Copy out every line of the material below word for word, changing nothing.

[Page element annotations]

┄┄┄┄┄┄┄┄┄┄

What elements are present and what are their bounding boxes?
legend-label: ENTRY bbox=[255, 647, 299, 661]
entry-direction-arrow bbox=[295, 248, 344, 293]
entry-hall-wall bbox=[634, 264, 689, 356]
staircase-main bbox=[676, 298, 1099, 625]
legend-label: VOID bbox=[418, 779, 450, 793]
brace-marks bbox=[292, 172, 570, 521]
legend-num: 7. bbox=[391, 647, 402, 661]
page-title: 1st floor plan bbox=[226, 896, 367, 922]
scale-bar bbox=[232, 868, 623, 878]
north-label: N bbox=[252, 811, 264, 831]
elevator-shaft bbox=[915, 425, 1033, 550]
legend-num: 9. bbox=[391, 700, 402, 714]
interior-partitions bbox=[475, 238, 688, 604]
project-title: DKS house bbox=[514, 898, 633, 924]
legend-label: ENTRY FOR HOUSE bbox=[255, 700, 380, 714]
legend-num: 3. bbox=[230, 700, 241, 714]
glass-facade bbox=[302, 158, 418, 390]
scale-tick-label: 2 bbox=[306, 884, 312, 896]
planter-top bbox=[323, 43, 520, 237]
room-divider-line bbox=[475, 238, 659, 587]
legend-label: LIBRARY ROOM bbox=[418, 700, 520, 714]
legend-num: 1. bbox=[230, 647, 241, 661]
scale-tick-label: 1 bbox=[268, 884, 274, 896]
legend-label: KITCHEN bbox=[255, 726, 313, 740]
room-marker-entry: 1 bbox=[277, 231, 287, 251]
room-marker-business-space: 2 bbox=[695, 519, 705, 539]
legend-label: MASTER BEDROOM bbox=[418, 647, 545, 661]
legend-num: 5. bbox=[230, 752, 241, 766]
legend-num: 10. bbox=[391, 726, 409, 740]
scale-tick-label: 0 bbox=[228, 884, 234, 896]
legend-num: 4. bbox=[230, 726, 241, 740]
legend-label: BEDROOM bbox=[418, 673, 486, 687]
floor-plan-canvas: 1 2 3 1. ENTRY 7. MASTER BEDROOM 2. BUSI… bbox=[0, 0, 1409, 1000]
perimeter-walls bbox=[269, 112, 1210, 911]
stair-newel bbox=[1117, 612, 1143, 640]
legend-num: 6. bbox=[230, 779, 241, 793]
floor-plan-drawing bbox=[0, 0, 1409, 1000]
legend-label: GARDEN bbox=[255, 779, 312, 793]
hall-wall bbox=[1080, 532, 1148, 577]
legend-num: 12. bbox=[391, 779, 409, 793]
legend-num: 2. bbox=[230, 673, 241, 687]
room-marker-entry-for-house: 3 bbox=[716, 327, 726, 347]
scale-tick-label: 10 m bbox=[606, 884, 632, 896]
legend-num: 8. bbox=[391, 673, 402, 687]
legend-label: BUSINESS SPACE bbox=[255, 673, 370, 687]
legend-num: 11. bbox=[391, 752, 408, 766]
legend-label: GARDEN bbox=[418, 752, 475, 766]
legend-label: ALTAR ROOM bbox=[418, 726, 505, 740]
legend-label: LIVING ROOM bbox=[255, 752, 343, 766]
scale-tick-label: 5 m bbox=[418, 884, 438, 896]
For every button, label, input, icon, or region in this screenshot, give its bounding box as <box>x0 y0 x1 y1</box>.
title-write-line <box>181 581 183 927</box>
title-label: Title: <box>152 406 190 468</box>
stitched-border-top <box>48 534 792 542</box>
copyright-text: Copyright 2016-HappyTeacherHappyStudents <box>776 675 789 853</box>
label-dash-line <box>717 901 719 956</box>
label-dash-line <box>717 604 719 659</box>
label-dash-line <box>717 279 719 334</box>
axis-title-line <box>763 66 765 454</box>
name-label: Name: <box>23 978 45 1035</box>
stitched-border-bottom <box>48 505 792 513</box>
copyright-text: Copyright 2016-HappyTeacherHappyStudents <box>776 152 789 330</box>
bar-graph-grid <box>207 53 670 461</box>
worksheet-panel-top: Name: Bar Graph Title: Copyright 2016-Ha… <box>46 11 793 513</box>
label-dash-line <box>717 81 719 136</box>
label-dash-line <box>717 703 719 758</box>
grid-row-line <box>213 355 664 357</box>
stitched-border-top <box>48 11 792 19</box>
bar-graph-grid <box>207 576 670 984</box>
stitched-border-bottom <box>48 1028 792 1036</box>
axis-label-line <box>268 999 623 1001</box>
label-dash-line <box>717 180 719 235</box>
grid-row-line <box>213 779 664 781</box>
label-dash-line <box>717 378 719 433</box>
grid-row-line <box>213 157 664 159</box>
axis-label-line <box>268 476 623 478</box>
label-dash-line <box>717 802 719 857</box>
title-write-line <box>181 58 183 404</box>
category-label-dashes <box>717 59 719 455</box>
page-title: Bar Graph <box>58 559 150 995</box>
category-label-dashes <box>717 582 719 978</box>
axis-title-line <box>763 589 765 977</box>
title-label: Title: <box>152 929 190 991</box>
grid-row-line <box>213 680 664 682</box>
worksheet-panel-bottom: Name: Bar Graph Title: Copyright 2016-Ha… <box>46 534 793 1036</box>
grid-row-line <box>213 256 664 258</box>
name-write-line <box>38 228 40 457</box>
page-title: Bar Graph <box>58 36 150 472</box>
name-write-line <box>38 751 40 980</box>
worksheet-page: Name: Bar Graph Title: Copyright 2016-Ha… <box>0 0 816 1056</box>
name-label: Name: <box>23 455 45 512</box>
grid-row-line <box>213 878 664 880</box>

┄┄┄┄┄┄┄┄┄┄

**Task answer:**
What elements are present and what are their bounding boxes?
legend-label: ENTRY bbox=[255, 647, 299, 661]
entry-direction-arrow bbox=[295, 248, 344, 293]
entry-hall-wall bbox=[634, 264, 689, 356]
staircase-main bbox=[676, 298, 1099, 625]
legend-label: VOID bbox=[418, 779, 450, 793]
brace-marks bbox=[292, 172, 570, 521]
legend-num: 7. bbox=[391, 647, 402, 661]
page-title: 1st floor plan bbox=[226, 896, 367, 922]
scale-bar bbox=[232, 868, 623, 878]
north-label: N bbox=[252, 811, 264, 831]
elevator-shaft bbox=[915, 425, 1033, 550]
legend-num: 9. bbox=[391, 700, 402, 714]
interior-partitions bbox=[475, 238, 688, 604]
project-title: DKS house bbox=[514, 898, 633, 924]
legend-label: ENTRY FOR HOUSE bbox=[255, 700, 380, 714]
legend-num: 3. bbox=[230, 700, 241, 714]
glass-facade bbox=[302, 158, 418, 390]
scale-tick-label: 2 bbox=[306, 884, 312, 896]
planter-top bbox=[323, 43, 520, 237]
room-divider-line bbox=[475, 238, 659, 587]
legend-label: LIBRARY ROOM bbox=[418, 700, 520, 714]
legend-num: 1. bbox=[230, 647, 241, 661]
scale-tick-label: 1 bbox=[268, 884, 274, 896]
legend-label: KITCHEN bbox=[255, 726, 313, 740]
room-marker-entry: 1 bbox=[277, 231, 287, 251]
room-marker-business-space: 2 bbox=[695, 519, 705, 539]
legend-label: MASTER BEDROOM bbox=[418, 647, 545, 661]
legend-num: 5. bbox=[230, 752, 241, 766]
legend-num: 10. bbox=[391, 726, 409, 740]
scale-tick-label: 0 bbox=[228, 884, 234, 896]
legend-num: 4. bbox=[230, 726, 241, 740]
legend-label: BEDROOM bbox=[418, 673, 486, 687]
floor-plan-canvas: 1 2 3 1. ENTRY 7. MASTER BEDROOM 2. BUSI… bbox=[0, 0, 1409, 1000]
perimeter-walls bbox=[269, 112, 1210, 911]
stair-newel bbox=[1117, 612, 1143, 640]
legend-num: 6. bbox=[230, 779, 241, 793]
floor-plan-drawing bbox=[0, 0, 1409, 1000]
legend-label: GARDEN bbox=[255, 779, 312, 793]
hall-wall bbox=[1080, 532, 1148, 577]
legend-num: 12. bbox=[391, 779, 409, 793]
legend-num: 2. bbox=[230, 673, 241, 687]
room-marker-entry-for-house: 3 bbox=[716, 327, 726, 347]
scale-tick-label: 10 m bbox=[606, 884, 632, 896]
legend-num: 8. bbox=[391, 673, 402, 687]
legend-label: BUSINESS SPACE bbox=[255, 673, 370, 687]
legend-num: 11. bbox=[391, 752, 408, 766]
legend-label: GARDEN bbox=[418, 752, 475, 766]
legend-label: ALTAR ROOM bbox=[418, 726, 505, 740]
legend-label: LIVING ROOM bbox=[255, 752, 343, 766]
scale-tick-label: 5 m bbox=[418, 884, 438, 896]
For every button, label, input, icon, or region in this screenshot, give its bounding box as <box>x0 y0 x1 y1</box>.
title-write-line <box>181 581 183 927</box>
title-label: Title: <box>152 406 190 468</box>
stitched-border-top <box>48 534 792 542</box>
copyright-text: Copyright 2016-HappyTeacherHappyStudents <box>776 675 789 853</box>
label-dash-line <box>717 901 719 956</box>
label-dash-line <box>717 604 719 659</box>
label-dash-line <box>717 279 719 334</box>
axis-title-line <box>763 66 765 454</box>
name-label: Name: <box>23 978 45 1035</box>
stitched-border-bottom <box>48 505 792 513</box>
copyright-text: Copyright 2016-HappyTeacherHappyStudents <box>776 152 789 330</box>
bar-graph-grid <box>207 53 670 461</box>
worksheet-panel-top: Name: Bar Graph Title: Copyright 2016-Ha… <box>46 11 793 513</box>
label-dash-line <box>717 81 719 136</box>
label-dash-line <box>717 703 719 758</box>
grid-row-line <box>213 355 664 357</box>
stitched-border-top <box>48 11 792 19</box>
bar-graph-grid <box>207 576 670 984</box>
stitched-border-bottom <box>48 1028 792 1036</box>
axis-label-line <box>268 999 623 1001</box>
label-dash-line <box>717 180 719 235</box>
grid-row-line <box>213 779 664 781</box>
label-dash-line <box>717 378 719 433</box>
grid-row-line <box>213 157 664 159</box>
axis-label-line <box>268 476 623 478</box>
label-dash-line <box>717 802 719 857</box>
title-write-line <box>181 58 183 404</box>
category-label-dashes <box>717 59 719 455</box>
page-title: Bar Graph <box>58 559 150 995</box>
category-label-dashes <box>717 582 719 978</box>
axis-title-line <box>763 589 765 977</box>
title-label: Title: <box>152 929 190 991</box>
grid-row-line <box>213 680 664 682</box>
worksheet-panel-bottom: Name: Bar Graph Title: Copyright 2016-Ha… <box>46 534 793 1036</box>
grid-row-line <box>213 256 664 258</box>
name-write-line <box>38 228 40 457</box>
page-title: Bar Graph <box>58 36 150 472</box>
name-write-line <box>38 751 40 980</box>
worksheet-page: Name: Bar Graph Title: Copyright 2016-Ha… <box>0 0 816 1056</box>
name-label: Name: <box>23 455 45 512</box>
grid-row-line <box>213 878 664 880</box>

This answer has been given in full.